BEGIN DATA FOR THE TASK

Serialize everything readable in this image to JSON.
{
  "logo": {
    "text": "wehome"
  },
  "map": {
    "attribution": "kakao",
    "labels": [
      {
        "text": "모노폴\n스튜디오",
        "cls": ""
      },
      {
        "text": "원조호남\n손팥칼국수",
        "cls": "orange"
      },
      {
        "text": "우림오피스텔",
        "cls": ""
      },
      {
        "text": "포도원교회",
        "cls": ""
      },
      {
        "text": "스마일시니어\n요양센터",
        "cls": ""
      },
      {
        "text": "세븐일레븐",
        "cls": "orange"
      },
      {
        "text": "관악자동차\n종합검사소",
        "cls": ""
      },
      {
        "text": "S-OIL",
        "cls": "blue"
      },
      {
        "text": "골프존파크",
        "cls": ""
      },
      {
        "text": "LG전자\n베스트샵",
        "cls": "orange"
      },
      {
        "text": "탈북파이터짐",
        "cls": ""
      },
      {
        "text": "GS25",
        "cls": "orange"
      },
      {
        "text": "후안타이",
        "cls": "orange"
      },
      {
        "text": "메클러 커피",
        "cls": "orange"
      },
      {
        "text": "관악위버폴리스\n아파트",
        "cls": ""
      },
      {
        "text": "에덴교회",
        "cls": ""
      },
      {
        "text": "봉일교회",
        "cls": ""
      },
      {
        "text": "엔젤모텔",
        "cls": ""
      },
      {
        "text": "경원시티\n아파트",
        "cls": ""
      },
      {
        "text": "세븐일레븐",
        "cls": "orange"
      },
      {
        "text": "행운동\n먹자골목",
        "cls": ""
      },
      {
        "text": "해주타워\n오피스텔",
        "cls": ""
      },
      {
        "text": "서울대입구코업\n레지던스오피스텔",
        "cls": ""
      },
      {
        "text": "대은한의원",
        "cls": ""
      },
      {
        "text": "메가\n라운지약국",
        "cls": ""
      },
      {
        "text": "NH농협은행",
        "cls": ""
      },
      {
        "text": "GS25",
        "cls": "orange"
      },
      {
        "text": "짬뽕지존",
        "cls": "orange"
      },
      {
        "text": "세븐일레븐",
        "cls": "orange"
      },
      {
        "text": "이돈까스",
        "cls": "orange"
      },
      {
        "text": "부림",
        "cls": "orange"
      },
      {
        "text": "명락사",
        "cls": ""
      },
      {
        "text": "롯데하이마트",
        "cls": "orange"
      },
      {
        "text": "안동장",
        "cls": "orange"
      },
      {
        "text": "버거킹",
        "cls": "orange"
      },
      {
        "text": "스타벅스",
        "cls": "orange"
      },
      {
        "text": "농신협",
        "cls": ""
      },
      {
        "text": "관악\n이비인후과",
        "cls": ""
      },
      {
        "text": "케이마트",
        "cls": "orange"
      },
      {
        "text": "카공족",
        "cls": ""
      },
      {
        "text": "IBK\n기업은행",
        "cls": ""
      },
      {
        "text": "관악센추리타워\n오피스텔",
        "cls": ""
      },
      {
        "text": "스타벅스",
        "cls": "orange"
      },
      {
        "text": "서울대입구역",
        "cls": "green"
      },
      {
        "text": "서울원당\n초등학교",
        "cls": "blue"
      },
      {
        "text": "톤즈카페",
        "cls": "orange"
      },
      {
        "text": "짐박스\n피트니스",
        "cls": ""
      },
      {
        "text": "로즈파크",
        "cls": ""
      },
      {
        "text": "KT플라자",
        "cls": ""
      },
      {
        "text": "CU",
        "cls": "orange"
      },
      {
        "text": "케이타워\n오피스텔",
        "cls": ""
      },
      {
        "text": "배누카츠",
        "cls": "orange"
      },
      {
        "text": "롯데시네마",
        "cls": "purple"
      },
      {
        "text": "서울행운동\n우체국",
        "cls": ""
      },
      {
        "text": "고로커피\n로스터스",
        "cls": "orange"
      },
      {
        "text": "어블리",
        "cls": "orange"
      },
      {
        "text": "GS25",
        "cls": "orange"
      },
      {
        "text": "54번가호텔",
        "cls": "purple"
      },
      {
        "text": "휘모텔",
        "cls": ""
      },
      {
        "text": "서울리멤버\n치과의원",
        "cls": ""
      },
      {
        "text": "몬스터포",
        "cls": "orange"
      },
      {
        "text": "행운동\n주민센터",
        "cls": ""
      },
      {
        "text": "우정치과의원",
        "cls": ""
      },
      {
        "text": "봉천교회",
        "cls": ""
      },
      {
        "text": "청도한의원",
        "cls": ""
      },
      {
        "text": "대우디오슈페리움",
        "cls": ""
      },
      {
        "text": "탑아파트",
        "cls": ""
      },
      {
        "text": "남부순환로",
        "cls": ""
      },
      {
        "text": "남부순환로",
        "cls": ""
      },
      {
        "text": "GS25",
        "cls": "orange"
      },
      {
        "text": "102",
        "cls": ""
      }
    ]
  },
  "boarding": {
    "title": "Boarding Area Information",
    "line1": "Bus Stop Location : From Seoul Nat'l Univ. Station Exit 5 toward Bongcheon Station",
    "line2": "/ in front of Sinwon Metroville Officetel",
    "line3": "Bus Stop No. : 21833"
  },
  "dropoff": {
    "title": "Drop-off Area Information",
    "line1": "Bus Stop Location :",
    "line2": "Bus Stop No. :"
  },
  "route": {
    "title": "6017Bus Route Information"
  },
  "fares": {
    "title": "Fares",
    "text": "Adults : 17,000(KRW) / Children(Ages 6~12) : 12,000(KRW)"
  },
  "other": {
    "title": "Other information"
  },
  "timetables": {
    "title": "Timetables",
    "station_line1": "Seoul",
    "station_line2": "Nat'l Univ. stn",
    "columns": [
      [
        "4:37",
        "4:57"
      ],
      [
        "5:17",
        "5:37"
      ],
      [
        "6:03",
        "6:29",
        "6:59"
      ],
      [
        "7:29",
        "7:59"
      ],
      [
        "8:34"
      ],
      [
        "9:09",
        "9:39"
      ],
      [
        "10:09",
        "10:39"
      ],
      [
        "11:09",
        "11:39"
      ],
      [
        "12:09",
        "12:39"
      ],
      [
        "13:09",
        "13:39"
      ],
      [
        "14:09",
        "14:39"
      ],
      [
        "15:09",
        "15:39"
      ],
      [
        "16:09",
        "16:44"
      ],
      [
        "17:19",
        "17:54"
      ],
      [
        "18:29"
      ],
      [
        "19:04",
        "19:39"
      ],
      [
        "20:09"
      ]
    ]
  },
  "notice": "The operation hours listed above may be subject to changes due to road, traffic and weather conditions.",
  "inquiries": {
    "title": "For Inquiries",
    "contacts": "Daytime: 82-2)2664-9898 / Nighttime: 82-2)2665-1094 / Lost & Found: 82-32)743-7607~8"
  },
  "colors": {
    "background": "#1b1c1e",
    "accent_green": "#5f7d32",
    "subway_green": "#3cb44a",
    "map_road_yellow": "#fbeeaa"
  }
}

END DATA FOR THE TASK

DIRECTIONS FOR THIS TASK = Extract all of the data shown above and repeat it verbatim.

WRITTEN RESPONSE =
Serialize everything readable in this image to JSON.
{
  "logo": {
    "text": "wehome"
  },
  "map": {
    "attribution": "kakao",
    "labels": [
      {
        "text": "모노폴\n스튜디오",
        "cls": ""
      },
      {
        "text": "원조호남\n손팥칼국수",
        "cls": "orange"
      },
      {
        "text": "우림오피스텔",
        "cls": ""
      },
      {
        "text": "포도원교회",
        "cls": ""
      },
      {
        "text": "스마일시니어\n요양센터",
        "cls": ""
      },
      {
        "text": "세븐일레븐",
        "cls": "orange"
      },
      {
        "text": "관악자동차\n종합검사소",
        "cls": ""
      },
      {
        "text": "S-OIL",
        "cls": "blue"
      },
      {
        "text": "골프존파크",
        "cls": ""
      },
      {
        "text": "LG전자\n베스트샵",
        "cls": "orange"
      },
      {
        "text": "탈북파이터짐",
        "cls": ""
      },
      {
        "text": "GS25",
        "cls": "orange"
      },
      {
        "text": "후안타이",
        "cls": "orange"
      },
      {
        "text": "메클러 커피",
        "cls": "orange"
      },
      {
        "text": "관악위버폴리스\n아파트",
        "cls": ""
      },
      {
        "text": "에덴교회",
        "cls": ""
      },
      {
        "text": "봉일교회",
        "cls": ""
      },
      {
        "text": "엔젤모텔",
        "cls": ""
      },
      {
        "text": "경원시티\n아파트",
        "cls": ""
      },
      {
        "text": "세븐일레븐",
        "cls": "orange"
      },
      {
        "text": "행운동\n먹자골목",
        "cls": ""
      },
      {
        "text": "해주타워\n오피스텔",
        "cls": ""
      },
      {
        "text": "서울대입구코업\n레지던스오피스텔",
        "cls": ""
      },
      {
        "text": "대은한의원",
        "cls": ""
      },
      {
        "text": "메가\n라운지약국",
        "cls": ""
      },
      {
        "text": "NH농협은행",
        "cls": ""
      },
      {
        "text": "GS25",
        "cls": "orange"
      },
      {
        "text": "짬뽕지존",
        "cls": "orange"
      },
      {
        "text": "세븐일레븐",
        "cls": "orange"
      },
      {
        "text": "이돈까스",
        "cls": "orange"
      },
      {
        "text": "부림",
        "cls": "orange"
      },
      {
        "text": "명락사",
        "cls": ""
      },
      {
        "text": "롯데하이마트",
        "cls": "orange"
      },
      {
        "text": "안동장",
        "cls": "orange"
      },
      {
        "text": "버거킹",
        "cls": "orange"
      },
      {
        "text": "스타벅스",
        "cls": "orange"
      },
      {
        "text": "농신협",
        "cls": ""
      },
      {
        "text": "관악\n이비인후과",
        "cls": ""
      },
      {
        "text": "케이마트",
        "cls": "orange"
      },
      {
        "text": "카공족",
        "cls": ""
      },
      {
        "text": "IBK\n기업은행",
        "cls": ""
      },
      {
        "text": "관악센추리타워\n오피스텔",
        "cls": ""
      },
      {
        "text": "스타벅스",
        "cls": "orange"
      },
      {
        "text": "서울대입구역",
        "cls": "green"
      },
      {
        "text": "서울원당\n초등학교",
        "cls": "blue"
      },
      {
        "text": "톤즈카페",
        "cls": "orange"
      },
      {
        "text": "짐박스\n피트니스",
        "cls": ""
      },
      {
        "text": "로즈파크",
        "cls": ""
      },
      {
        "text": "KT플라자",
        "cls": ""
      },
      {
        "text": "CU",
        "cls": "orange"
      },
      {
        "text": "케이타워\n오피스텔",
        "cls": ""
      },
      {
        "text": "배누카츠",
        "cls": "orange"
      },
      {
        "text": "롯데시네마",
        "cls": "purple"
      },
      {
        "text": "서울행운동\n우체국",
        "cls": ""
      },
      {
        "text": "고로커피\n로스터스",
        "cls": "orange"
      },
      {
        "text": "어블리",
        "cls": "orange"
      },
      {
        "text": "GS25",
        "cls": "orange"
      },
      {
        "text": "54번가호텔",
        "cls": "purple"
      },
      {
        "text": "휘모텔",
        "cls": ""
      },
      {
        "text": "서울리멤버\n치과의원",
        "cls": ""
      },
      {
        "text": "몬스터포",
        "cls": "orange"
      },
      {
        "text": "행운동\n주민센터",
        "cls": ""
      },
      {
        "text": "우정치과의원",
        "cls": ""
      },
      {
        "text": "봉천교회",
        "cls": ""
      },
      {
        "text": "청도한의원",
        "cls": ""
      },
      {
        "text": "대우디오슈페리움",
        "cls": ""
      },
      {
        "text": "탑아파트",
        "cls": ""
      },
      {
        "text": "남부순환로",
        "cls": ""
      },
      {
        "text": "남부순환로",
        "cls": ""
      },
      {
        "text": "GS25",
        "cls": "orange"
      },
      {
        "text": "102",
        "cls": ""
      }
    ]
  },
  "boarding": {
    "title": "Boarding Area Information",
    "line1": "Bus Stop Location : From Seoul Nat'l Univ. Station Exit 5 toward Bongcheon Station",
    "line2": "/ in front of Sinwon Metroville Officetel",
    "line3": "Bus Stop No. : 21833"
  },
  "dropoff": {
    "title": "Drop-off Area Information",
    "line1": "Bus Stop Location :",
    "line2": "Bus Stop No. :"
  },
  "route": {
    "title": "6017Bus Route Information"
  },
  "fares": {
    "title": "Fares",
    "text": "Adults : 17,000(KRW) / Children(Ages 6~12) : 12,000(KRW)"
  },
  "other": {
    "title": "Other information"
  },
  "timetables": {
    "title": "Timetables",
    "station_line1": "Seoul",
    "station_line2": "Nat'l Univ. stn",
    "columns": [
      [
        "4:37",
        "4:57"
      ],
      [
        "5:17",
        "5:37"
      ],
      [
        "6:03",
        "6:29",
        "6:59"
      ],
      [
        "7:29",
        "7:59"
      ],
      [
        "8:34"
      ],
      [
        "9:09",
        "9:39"
      ],
      [
        "10:09",
        "10:39"
      ],
      [
        "11:09",
        "11:39"
      ],
      [
        "12:09",
        "12:39"
      ],
      [
        "13:09",
        "13:39"
      ],
      [
        "14:09",
        "14:39"
      ],
      [
        "15:09",
        "15:39"
      ],
      [
        "16:09",
        "16:44"
      ],
      [
        "17:19",
        "17:54"
      ],
      [
        "18:29"
      ],
      [
        "19:04",
        "19:39"
      ],
      [
        "20:09"
      ]
    ]
  },
  "notice": "The operation hours listed above may be subject to changes due to road, traffic and weather conditions.",
  "inquiries": {
    "title": "For Inquiries",
    "contacts": "Daytime: 82-2)2664-9898 / Nighttime: 82-2)2665-1094 / Lost & Found: 82-32)743-7607~8"
  },
  "colors": {
    "background": "#1b1c1e",
    "accent_green": "#5f7d32",
    "subway_green": "#3cb44a",
    "map_road_yellow": "#fbeeaa"
  }
}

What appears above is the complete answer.